(Figure dataset records)
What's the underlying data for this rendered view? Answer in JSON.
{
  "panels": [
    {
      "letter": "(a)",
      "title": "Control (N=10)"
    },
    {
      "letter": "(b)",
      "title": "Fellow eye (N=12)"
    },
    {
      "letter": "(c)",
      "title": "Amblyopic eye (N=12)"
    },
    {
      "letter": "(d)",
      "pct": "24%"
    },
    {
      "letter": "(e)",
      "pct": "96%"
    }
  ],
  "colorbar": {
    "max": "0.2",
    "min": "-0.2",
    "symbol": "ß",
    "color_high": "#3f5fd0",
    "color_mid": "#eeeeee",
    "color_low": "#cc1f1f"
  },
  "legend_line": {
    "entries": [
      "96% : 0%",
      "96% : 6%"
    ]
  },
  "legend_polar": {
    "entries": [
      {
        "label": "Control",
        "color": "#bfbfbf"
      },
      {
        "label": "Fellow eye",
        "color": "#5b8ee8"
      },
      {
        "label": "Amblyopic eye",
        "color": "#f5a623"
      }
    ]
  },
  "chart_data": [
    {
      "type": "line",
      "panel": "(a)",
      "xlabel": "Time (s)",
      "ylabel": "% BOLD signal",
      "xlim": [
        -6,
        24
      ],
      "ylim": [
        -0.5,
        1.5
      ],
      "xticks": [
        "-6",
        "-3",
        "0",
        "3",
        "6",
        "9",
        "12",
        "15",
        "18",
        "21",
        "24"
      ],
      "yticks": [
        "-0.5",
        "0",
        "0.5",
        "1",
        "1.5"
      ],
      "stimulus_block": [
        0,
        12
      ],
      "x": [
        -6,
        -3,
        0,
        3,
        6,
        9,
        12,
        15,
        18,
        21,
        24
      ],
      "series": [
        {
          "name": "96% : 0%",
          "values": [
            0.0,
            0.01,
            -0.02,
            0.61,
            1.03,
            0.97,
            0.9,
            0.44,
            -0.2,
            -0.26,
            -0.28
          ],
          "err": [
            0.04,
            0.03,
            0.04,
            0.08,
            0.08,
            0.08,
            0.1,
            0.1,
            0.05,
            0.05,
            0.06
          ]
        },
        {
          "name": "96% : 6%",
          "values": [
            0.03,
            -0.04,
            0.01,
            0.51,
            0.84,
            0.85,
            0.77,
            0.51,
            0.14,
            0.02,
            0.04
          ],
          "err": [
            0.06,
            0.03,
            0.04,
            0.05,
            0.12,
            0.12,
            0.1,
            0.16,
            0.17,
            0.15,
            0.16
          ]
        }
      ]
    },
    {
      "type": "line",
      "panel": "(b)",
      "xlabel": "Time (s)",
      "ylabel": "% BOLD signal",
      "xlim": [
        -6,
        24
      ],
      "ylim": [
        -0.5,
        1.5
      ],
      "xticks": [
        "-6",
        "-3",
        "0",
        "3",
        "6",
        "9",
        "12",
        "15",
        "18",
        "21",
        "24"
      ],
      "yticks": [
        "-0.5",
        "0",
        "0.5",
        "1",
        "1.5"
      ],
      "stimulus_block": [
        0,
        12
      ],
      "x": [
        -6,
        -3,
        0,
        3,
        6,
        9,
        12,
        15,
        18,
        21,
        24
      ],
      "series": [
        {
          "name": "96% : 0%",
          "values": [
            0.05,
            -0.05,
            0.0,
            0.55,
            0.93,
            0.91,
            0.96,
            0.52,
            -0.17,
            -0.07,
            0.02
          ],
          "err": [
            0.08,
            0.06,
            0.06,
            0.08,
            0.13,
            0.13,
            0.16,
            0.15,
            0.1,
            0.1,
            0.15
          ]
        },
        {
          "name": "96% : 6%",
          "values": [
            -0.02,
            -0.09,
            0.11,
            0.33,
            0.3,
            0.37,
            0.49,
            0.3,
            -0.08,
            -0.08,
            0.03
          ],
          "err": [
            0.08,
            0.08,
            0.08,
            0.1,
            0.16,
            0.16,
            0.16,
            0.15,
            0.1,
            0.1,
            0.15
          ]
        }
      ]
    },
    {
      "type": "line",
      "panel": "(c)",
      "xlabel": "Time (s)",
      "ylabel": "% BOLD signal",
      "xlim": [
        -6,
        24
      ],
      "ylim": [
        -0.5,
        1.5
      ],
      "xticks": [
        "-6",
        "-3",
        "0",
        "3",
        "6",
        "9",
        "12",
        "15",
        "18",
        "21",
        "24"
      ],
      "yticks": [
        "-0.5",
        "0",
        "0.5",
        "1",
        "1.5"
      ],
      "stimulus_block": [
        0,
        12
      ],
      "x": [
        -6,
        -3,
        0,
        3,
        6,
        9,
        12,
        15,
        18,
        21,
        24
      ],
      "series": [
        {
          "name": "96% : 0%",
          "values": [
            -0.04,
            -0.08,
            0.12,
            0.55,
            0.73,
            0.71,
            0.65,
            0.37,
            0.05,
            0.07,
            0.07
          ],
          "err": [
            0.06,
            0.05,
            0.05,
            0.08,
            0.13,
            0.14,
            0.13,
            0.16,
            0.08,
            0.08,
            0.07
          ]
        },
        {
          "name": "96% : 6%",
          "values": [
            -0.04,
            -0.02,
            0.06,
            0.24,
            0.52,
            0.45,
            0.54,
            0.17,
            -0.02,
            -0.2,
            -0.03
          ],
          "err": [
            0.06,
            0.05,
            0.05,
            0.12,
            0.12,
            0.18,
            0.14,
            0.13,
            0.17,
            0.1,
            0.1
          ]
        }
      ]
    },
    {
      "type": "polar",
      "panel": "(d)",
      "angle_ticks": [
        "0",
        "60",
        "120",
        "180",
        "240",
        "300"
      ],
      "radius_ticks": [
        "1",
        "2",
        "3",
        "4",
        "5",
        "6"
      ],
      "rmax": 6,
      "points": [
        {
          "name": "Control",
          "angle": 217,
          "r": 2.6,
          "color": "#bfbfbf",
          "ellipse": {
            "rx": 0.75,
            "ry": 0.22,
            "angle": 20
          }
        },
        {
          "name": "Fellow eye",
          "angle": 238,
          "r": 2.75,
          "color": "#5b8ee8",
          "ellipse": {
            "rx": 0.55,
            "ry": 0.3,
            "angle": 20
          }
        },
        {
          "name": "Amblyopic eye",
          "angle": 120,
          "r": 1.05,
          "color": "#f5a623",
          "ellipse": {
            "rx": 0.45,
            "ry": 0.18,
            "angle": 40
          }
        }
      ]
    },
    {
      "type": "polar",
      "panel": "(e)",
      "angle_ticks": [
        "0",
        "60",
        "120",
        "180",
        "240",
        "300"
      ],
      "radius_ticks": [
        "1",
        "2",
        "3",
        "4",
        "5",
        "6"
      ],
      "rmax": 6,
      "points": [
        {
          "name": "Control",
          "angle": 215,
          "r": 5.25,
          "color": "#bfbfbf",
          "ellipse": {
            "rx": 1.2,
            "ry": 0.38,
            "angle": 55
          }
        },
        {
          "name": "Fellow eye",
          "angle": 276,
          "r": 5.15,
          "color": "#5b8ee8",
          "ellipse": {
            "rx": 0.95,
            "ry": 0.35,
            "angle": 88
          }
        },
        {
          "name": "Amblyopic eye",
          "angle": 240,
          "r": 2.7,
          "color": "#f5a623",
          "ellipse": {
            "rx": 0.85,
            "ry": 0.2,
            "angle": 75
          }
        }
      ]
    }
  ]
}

SET TASK - Would you reproduce the material above in full, exactly as given?

TASK SOLUTION -
What's the underlying data for this rendered view? Answer in JSON.
{
  "panels": [
    {
      "letter": "(a)",
      "title": "Control (N=10)"
    },
    {
      "letter": "(b)",
      "title": "Fellow eye (N=12)"
    },
    {
      "letter": "(c)",
      "title": "Amblyopic eye (N=12)"
    },
    {
      "letter": "(d)",
      "pct": "24%"
    },
    {
      "letter": "(e)",
      "pct": "96%"
    }
  ],
  "colorbar": {
    "max": "0.2",
    "min": "-0.2",
    "symbol": "ß",
    "color_high": "#3f5fd0",
    "color_mid": "#eeeeee",
    "color_low": "#cc1f1f"
  },
  "legend_line": {
    "entries": [
      "96% : 0%",
      "96% : 6%"
    ]
  },
  "legend_polar": {
    "entries": [
      {
        "label": "Control",
        "color": "#bfbfbf"
      },
      {
        "label": "Fellow eye",
        "color": "#5b8ee8"
      },
      {
        "label": "Amblyopic eye",
        "color": "#f5a623"
      }
    ]
  },
  "chart_data": [
    {
      "type": "line",
      "panel": "(a)",
      "xlabel": "Time (s)",
      "ylabel": "% BOLD signal",
      "xlim": [
        -6,
        24
      ],
      "ylim": [
        -0.5,
        1.5
      ],
      "xticks": [
        "-6",
        "-3",
        "0",
        "3",
        "6",
        "9",
        "12",
        "15",
        "18",
        "21",
        "24"
      ],
      "yticks": [
        "-0.5",
        "0",
        "0.5",
        "1",
        "1.5"
      ],
      "stimulus_block": [
        0,
        12
      ],
      "x": [
        -6,
        -3,
        0,
        3,
        6,
        9,
        12,
        15,
        18,
        21,
        24
      ],
      "series": [
        {
          "name": "96% : 0%",
          "values": [
            0.0,
            0.01,
            -0.02,
            0.61,
            1.03,
            0.97,
            0.9,
            0.44,
            -0.2,
            -0.26,
            -0.28
          ],
          "err": [
            0.04,
            0.03,
            0.04,
            0.08,
            0.08,
            0.08,
            0.1,
            0.1,
            0.05,
            0.05,
            0.06
          ]
        },
        {
          "name": "96% : 6%",
          "values": [
            0.03,
            -0.04,
            0.01,
            0.51,
            0.84,
            0.85,
            0.77,
            0.51,
            0.14,
            0.02,
            0.04
          ],
          "err": [
            0.06,
            0.03,
            0.04,
            0.05,
            0.12,
            0.12,
            0.1,
            0.16,
            0.17,
            0.15,
            0.16
          ]
        }
      ]
    },
    {
      "type": "line",
      "panel": "(b)",
      "xlabel": "Time (s)",
      "ylabel": "% BOLD signal",
      "xlim": [
        -6,
        24
      ],
      "ylim": [
        -0.5,
        1.5
      ],
      "xticks": [
        "-6",
        "-3",
        "0",
        "3",
        "6",
        "9",
        "12",
        "15",
        "18",
        "21",
        "24"
      ],
      "yticks": [
        "-0.5",
        "0",
        "0.5",
        "1",
        "1.5"
      ],
      "stimulus_block": [
        0,
        12
      ],
      "x": [
        -6,
        -3,
        0,
        3,
        6,
        9,
        12,
        15,
        18,
        21,
        24
      ],
      "series": [
        {
          "name": "96% : 0%",
          "values": [
            0.05,
            -0.05,
            0.0,
            0.55,
            0.93,
            0.91,
            0.96,
            0.52,
            -0.17,
            -0.07,
            0.02
          ],
          "err": [
            0.08,
            0.06,
            0.06,
            0.08,
            0.13,
            0.13,
            0.16,
            0.15,
            0.1,
            0.1,
            0.15
          ]
        },
        {
          "name": "96% : 6%",
          "values": [
            -0.02,
            -0.09,
            0.11,
            0.33,
            0.3,
            0.37,
            0.49,
            0.3,
            -0.08,
            -0.08,
            0.03
          ],
          "err": [
            0.08,
            0.08,
            0.08,
            0.1,
            0.16,
            0.16,
            0.16,
            0.15,
            0.1,
            0.1,
            0.15
          ]
        }
      ]
    },
    {
      "type": "line",
      "panel": "(c)",
      "xlabel": "Time (s)",
      "ylabel": "% BOLD signal",
      "xlim": [
        -6,
        24
      ],
      "ylim": [
        -0.5,
        1.5
      ],
      "xticks": [
        "-6",
        "-3",
        "0",
        "3",
        "6",
        "9",
        "12",
        "15",
        "18",
        "21",
        "24"
      ],
      "yticks": [
        "-0.5",
        "0",
        "0.5",
        "1",
        "1.5"
      ],
      "stimulus_block": [
        0,
        12
      ],
      "x": [
        -6,
        -3,
        0,
        3,
        6,
        9,
        12,
        15,
        18,
        21,
        24
      ],
      "series": [
        {
          "name": "96% : 0%",
          "values": [
            -0.04,
            -0.08,
            0.12,
            0.55,
            0.73,
            0.71,
            0.65,
            0.37,
            0.05,
            0.07,
            0.07
          ],
          "err": [
            0.06,
            0.05,
            0.05,
            0.08,
            0.13,
            0.14,
            0.13,
            0.16,
            0.08,
            0.08,
            0.07
          ]
        },
        {
          "name": "96% : 6%",
          "values": [
            -0.04,
            -0.02,
            0.06,
            0.24,
            0.52,
            0.45,
            0.54,
            0.17,
            -0.02,
            -0.2,
            -0.03
          ],
          "err": [
            0.06,
            0.05,
            0.05,
            0.12,
            0.12,
            0.18,
            0.14,
            0.13,
            0.17,
            0.1,
            0.1
          ]
        }
      ]
    },
    {
      "type": "polar",
      "panel": "(d)",
      "angle_ticks": [
        "0",
        "60",
        "120",
        "180",
        "240",
        "300"
      ],
      "radius_ticks": [
        "1",
        "2",
        "3",
        "4",
        "5",
        "6"
      ],
      "rmax": 6,
      "points": [
        {
          "name": "Control",
          "angle": 217,
          "r": 2.6,
          "color": "#bfbfbf",
          "ellipse": {
            "rx": 0.75,
            "ry": 0.22,
            "angle": 20
          }
        },
        {
          "name": "Fellow eye",
          "angle": 238,
          "r": 2.75,
          "color": "#5b8ee8",
          "ellipse": {
            "rx": 0.55,
            "ry": 0.3,
            "angle": 20
          }
        },
        {
          "name": "Amblyopic eye",
          "angle": 120,
          "r": 1.05,
          "color": "#f5a623",
          "ellipse": {
            "rx": 0.45,
            "ry": 0.18,
            "angle": 40
          }
        }
      ]
    },
    {
      "type": "polar",
      "panel": "(e)",
      "angle_ticks": [
        "0",
        "60",
        "120",
        "180",
        "240",
        "300"
      ],
      "radius_ticks": [
        "1",
        "2",
        "3",
        "4",
        "5",
        "6"
      ],
      "rmax": 6,
      "points": [
        {
          "name": "Control",
          "angle": 215,
          "r": 5.25,
          "color": "#bfbfbf",
          "ellipse": {
            "rx": 1.2,
            "ry": 0.38,
            "angle": 55
          }
        },
        {
          "name": "Fellow eye",
          "angle": 276,
          "r": 5.15,
          "color": "#5b8ee8",
          "ellipse": {
            "rx": 0.95,
            "ry": 0.35,
            "angle": 88
          }
        },
        {
          "name": "Amblyopic eye",
          "angle": 240,
          "r": 2.7,
          "color": "#f5a623",
          "ellipse": {
            "rx": 0.85,
            "ry": 0.2,
            "angle": 75
          }
        }
      ]
    }
  ]
}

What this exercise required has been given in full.